- EXERCISE DIRECTIONS:
Look below and pull out each line with the word "lateral".

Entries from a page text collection

+++++

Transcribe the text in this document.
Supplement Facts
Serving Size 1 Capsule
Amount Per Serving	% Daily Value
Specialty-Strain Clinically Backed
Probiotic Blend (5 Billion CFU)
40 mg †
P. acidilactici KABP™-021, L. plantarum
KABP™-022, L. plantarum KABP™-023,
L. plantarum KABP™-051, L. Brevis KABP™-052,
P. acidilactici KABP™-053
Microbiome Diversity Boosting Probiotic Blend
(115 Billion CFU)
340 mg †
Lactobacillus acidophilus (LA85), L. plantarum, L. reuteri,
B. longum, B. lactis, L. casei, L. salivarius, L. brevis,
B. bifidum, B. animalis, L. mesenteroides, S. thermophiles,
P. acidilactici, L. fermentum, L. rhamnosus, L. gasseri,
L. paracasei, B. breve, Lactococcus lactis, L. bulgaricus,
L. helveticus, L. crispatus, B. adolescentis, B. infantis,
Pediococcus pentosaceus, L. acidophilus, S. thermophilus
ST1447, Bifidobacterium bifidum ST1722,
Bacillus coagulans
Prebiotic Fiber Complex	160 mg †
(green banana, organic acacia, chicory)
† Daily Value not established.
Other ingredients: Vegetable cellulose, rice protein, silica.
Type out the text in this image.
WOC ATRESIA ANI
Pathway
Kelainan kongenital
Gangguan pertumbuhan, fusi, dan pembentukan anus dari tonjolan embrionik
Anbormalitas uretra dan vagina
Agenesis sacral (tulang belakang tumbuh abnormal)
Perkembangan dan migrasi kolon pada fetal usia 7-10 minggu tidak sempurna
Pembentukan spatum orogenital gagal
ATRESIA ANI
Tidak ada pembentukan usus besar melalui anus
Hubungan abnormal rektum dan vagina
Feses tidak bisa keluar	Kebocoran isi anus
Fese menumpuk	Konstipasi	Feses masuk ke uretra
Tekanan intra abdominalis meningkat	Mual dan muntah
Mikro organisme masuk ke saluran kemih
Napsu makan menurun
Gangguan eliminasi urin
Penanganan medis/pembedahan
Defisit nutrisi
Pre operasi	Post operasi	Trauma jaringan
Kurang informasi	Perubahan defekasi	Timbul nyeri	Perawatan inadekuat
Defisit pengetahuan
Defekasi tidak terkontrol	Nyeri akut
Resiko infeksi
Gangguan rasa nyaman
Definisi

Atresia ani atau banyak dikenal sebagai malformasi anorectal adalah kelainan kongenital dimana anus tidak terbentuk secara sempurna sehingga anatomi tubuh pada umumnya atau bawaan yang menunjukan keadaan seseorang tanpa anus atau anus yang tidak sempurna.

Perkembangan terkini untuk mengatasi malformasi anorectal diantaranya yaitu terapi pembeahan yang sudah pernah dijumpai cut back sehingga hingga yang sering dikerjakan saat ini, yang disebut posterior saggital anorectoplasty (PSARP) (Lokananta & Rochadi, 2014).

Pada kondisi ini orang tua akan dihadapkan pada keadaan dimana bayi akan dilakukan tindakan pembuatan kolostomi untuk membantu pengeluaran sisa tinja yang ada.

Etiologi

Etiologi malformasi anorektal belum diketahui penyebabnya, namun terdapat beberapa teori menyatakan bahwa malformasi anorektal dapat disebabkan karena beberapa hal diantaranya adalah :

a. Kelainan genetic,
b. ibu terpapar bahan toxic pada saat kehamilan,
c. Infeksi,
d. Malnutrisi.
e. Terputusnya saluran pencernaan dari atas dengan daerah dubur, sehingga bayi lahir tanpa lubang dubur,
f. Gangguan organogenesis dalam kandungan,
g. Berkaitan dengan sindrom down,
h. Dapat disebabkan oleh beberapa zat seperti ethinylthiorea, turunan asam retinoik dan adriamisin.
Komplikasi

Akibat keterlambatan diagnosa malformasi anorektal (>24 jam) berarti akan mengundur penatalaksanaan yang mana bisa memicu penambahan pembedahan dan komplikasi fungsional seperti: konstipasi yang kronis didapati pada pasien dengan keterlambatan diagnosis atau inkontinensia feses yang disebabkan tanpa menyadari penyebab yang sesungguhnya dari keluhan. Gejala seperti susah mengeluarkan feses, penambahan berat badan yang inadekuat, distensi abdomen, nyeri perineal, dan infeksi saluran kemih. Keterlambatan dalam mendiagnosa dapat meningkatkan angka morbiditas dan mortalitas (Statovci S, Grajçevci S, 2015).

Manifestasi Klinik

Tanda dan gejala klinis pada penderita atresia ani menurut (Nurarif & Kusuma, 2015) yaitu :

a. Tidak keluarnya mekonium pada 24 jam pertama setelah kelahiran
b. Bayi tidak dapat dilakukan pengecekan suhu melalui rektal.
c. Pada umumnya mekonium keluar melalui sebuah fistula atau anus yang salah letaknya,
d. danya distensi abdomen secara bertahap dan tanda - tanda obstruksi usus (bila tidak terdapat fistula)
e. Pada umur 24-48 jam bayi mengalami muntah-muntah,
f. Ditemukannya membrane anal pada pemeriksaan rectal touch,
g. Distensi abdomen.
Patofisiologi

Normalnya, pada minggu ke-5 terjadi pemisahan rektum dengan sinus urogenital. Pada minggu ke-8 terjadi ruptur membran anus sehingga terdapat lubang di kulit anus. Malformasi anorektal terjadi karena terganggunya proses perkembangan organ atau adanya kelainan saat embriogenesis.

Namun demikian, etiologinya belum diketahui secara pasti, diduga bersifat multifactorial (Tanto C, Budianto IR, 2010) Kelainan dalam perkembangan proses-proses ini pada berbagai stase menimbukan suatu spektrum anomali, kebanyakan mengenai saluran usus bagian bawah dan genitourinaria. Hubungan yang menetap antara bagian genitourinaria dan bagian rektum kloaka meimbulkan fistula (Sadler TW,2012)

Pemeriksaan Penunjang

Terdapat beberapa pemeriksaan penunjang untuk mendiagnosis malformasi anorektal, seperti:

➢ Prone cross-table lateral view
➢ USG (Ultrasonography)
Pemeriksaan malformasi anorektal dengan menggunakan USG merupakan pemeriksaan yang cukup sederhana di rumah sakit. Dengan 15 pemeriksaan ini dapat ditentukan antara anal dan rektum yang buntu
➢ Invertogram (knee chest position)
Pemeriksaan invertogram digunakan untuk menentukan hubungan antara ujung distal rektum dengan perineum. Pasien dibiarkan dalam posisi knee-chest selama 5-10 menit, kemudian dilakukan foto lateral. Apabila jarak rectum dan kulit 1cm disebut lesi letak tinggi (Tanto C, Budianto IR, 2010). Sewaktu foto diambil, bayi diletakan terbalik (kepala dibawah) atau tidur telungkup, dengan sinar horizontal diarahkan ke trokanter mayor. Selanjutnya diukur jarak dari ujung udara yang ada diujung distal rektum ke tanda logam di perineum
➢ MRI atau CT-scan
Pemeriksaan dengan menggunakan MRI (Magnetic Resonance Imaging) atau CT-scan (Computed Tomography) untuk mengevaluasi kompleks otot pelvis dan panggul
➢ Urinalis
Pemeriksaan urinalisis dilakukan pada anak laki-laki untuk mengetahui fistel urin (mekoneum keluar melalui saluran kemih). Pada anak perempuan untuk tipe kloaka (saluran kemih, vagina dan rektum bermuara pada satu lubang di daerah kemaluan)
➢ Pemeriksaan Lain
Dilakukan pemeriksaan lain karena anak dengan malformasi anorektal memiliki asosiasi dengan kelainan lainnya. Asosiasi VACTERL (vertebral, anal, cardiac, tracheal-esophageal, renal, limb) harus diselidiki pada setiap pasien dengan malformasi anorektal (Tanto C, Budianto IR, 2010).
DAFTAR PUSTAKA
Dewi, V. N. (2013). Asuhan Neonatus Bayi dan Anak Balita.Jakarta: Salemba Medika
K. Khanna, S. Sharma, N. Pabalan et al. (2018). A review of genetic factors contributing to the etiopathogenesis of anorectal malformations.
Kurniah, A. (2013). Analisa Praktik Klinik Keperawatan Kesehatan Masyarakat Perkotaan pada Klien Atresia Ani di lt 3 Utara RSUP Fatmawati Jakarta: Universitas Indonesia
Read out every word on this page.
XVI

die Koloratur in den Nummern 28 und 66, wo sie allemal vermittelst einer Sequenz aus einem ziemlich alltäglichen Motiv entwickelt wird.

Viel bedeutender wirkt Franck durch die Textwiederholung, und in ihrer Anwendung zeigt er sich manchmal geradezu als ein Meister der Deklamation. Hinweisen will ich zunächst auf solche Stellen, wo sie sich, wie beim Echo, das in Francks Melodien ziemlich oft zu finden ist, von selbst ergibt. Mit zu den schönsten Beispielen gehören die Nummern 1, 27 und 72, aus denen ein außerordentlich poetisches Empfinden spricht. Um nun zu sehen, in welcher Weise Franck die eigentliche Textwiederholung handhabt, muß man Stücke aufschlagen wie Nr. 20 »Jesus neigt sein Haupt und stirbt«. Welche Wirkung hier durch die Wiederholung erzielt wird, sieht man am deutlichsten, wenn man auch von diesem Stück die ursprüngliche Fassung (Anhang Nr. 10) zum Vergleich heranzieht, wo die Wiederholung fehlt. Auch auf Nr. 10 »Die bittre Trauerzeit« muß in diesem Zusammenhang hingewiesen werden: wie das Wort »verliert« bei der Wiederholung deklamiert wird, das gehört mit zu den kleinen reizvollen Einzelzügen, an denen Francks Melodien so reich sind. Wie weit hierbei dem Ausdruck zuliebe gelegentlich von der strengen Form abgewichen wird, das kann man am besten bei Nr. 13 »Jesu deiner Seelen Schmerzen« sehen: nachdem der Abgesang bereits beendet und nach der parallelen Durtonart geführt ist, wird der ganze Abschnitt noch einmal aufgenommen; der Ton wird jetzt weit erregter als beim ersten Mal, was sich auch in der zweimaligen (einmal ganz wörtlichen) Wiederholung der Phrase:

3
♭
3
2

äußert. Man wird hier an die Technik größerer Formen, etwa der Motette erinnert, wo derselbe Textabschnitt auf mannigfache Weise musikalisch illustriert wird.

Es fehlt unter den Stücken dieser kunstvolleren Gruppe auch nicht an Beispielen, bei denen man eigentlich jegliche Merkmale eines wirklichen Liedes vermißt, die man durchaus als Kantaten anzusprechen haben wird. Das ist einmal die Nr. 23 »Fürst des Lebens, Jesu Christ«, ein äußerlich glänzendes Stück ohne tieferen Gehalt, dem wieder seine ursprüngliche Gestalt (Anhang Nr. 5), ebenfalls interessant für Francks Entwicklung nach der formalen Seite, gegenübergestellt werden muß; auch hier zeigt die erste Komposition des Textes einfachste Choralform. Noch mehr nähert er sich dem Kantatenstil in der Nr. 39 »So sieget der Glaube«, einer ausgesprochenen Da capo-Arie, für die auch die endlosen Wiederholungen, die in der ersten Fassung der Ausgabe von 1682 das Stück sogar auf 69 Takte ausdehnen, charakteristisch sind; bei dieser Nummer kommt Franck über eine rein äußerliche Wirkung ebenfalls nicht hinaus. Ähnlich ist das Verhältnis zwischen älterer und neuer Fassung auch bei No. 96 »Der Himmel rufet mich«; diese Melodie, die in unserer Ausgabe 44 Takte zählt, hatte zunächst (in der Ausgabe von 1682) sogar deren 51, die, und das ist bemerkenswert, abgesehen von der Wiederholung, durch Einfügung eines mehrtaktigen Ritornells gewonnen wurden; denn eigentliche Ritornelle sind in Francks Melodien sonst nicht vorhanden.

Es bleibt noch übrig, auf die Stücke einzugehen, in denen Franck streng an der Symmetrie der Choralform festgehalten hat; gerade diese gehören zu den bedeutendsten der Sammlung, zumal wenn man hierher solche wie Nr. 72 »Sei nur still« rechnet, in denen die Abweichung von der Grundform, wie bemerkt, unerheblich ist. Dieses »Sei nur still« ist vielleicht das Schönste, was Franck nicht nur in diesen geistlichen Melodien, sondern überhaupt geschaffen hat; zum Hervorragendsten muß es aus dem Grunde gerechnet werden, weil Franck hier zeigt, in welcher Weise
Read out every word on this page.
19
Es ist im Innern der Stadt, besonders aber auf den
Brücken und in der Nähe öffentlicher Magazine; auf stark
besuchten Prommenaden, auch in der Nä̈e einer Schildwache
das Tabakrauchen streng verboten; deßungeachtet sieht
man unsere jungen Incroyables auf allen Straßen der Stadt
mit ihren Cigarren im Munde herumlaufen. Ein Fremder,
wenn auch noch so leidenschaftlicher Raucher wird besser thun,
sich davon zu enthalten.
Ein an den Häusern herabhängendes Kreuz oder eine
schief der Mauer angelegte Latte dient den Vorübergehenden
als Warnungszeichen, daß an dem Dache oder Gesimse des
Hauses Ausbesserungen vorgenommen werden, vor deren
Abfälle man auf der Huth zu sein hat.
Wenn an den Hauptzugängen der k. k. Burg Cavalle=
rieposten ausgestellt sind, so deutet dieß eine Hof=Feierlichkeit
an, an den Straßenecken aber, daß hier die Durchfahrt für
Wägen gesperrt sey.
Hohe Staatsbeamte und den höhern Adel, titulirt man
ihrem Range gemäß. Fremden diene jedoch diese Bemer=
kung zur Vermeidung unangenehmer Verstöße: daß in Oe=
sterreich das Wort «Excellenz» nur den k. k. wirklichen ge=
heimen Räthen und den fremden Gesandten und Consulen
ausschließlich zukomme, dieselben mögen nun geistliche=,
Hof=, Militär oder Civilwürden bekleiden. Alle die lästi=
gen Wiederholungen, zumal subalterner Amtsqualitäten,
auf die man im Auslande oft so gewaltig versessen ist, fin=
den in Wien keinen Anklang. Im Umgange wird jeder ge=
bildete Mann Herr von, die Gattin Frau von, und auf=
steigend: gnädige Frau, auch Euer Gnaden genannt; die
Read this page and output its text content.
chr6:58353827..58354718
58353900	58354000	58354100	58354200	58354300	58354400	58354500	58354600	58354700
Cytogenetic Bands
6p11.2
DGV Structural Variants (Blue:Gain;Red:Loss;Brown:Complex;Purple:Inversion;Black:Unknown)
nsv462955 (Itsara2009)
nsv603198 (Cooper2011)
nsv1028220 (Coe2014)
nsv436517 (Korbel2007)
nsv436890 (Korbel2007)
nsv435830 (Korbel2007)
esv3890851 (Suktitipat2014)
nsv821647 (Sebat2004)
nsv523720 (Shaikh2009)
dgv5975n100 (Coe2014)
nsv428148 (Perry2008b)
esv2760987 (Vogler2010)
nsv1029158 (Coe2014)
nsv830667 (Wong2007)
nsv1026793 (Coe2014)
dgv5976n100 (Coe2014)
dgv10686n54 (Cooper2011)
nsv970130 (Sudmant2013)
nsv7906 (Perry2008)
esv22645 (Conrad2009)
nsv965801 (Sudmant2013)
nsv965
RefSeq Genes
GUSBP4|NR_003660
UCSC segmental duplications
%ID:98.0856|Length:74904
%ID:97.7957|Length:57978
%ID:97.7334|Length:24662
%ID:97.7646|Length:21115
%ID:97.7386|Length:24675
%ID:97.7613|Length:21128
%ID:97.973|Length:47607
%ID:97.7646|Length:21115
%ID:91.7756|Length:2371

+++++

- OUTPUT OF THE TASK:
➢ Prone cross-table lateral view
Pemeriksaan invertogram digunakan untuk menentukan hubungan antara ujung distal rektum dengan perineum. Pasien dibiarkan dalam posisi knee-chest selama 5-10 menit, kemudian dilakukan foto lateral. Apabila jarak rectum dan kulit 1cm disebut lesi letak tinggi (Tanto C, Budianto IR, 2010). Sewaktu foto diambil, bayi diletakan terbalik (kepala dibawah) atau tidur telungkup, dengan sinar horizontal diarahkan ke trokanter mayor. Selanjutnya diukur jarak dari ujung udara yang ada diujung distal rektum ke tanda logam di perineum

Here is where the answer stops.